→ **EXERCISE INSTRUCTIONS**:
Print every record below exactly as written.

→ **SUPPLIED RECORDS**:
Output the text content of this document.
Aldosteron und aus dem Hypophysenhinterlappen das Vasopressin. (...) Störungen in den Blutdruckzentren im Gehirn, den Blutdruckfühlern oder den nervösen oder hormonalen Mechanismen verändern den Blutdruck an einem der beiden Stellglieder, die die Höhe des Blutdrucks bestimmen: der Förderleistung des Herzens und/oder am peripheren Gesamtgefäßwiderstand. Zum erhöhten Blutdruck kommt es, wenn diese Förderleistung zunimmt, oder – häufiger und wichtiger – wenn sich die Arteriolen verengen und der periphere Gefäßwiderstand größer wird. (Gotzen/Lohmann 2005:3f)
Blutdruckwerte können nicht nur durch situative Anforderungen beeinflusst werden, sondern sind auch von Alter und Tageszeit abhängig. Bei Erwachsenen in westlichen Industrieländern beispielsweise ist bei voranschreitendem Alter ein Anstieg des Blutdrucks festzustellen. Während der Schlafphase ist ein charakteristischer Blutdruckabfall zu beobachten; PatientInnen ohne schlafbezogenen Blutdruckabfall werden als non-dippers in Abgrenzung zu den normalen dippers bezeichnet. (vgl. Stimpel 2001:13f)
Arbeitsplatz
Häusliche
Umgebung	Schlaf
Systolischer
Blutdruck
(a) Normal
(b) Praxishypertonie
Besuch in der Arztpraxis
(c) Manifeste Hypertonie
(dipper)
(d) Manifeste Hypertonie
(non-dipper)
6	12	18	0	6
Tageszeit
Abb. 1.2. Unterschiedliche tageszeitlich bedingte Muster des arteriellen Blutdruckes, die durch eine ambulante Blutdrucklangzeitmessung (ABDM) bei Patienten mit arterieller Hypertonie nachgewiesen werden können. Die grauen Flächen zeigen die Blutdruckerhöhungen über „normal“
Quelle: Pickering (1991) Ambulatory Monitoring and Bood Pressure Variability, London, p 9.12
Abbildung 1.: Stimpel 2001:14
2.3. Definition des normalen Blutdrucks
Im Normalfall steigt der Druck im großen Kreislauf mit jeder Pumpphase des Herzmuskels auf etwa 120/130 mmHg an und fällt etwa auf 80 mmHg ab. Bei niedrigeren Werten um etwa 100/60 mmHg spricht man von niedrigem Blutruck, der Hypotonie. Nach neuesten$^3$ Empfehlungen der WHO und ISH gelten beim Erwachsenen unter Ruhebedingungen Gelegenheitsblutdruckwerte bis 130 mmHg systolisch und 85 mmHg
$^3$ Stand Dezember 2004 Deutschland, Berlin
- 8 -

→ **FINAL RESULT**:
Output the text content of this document.
Aldosteron und aus dem Hypophysenhinterlappen das Vasopressin. (...) Störungen in den Blutdruckzentren im Gehirn, den Blutdruckfühlern oder den nervösen oder hormonalen Mechanismen verändern den Blutdruck an einem der beiden Stellglieder, die die Höhe des Blutdrucks bestimmen: der Förderleistung des Herzens und/oder am peripheren Gesamtgefäßwiderstand. Zum erhöhten Blutdruck kommt es, wenn diese Förderleistung zunimmt, oder – häufiger und wichtiger – wenn sich die Arteriolen verengen und der periphere Gefäßwiderstand größer wird. (Gotzen/Lohmann 2005:3f)
Blutdruckwerte können nicht nur durch situative Anforderungen beeinflusst werden, sondern sind auch von Alter und Tageszeit abhängig. Bei Erwachsenen in westlichen Industrieländern beispielsweise ist bei voranschreitendem Alter ein Anstieg des Blutdrucks festzustellen. Während der Schlafphase ist ein charakteristischer Blutdruckabfall zu beobachten; PatientInnen ohne schlafbezogenen Blutdruckabfall werden als non-dippers in Abgrenzung zu den normalen dippers bezeichnet. (vgl. Stimpel 2001:13f)
Arbeitsplatz
Häusliche
Umgebung	Schlaf
Systolischer
Blutdruck
(a) Normal
(b) Praxishypertonie
Besuch in der Arztpraxis
(c) Manifeste Hypertonie
(dipper)
(d) Manifeste Hypertonie
(non-dipper)
6	12	18	0	6
Tageszeit
Abb. 1.2. Unterschiedliche tageszeitlich bedingte Muster des arteriellen Blutdruckes, die durch eine ambulante Blutdrucklangzeitmessung (ABDM) bei Patienten mit arterieller Hypertonie nachgewiesen werden können. Die grauen Flächen zeigen die Blutdruckerhöhungen über „normal“
Quelle: Pickering (1991) Ambulatory Monitoring and Bood Pressure Variability, London, p 9.12
Abbildung 1.: Stimpel 2001:14
2.3. Definition des normalen Blutdrucks
Im Normalfall steigt der Druck im großen Kreislauf mit jeder Pumpphase des Herzmuskels auf etwa 120/130 mmHg an und fällt etwa auf 80 mmHg ab. Bei niedrigeren Werten um etwa 100/60 mmHg spricht man von niedrigem Blutruck, der Hypotonie. Nach neuesten$^3$ Empfehlungen der WHO und ISH gelten beim Erwachsenen unter Ruhebedingungen Gelegenheitsblutdruckwerte bis 130 mmHg systolisch und 85 mmHg
$^3$ Stand Dezember 2004 Deutschland, Berlin
- 8 -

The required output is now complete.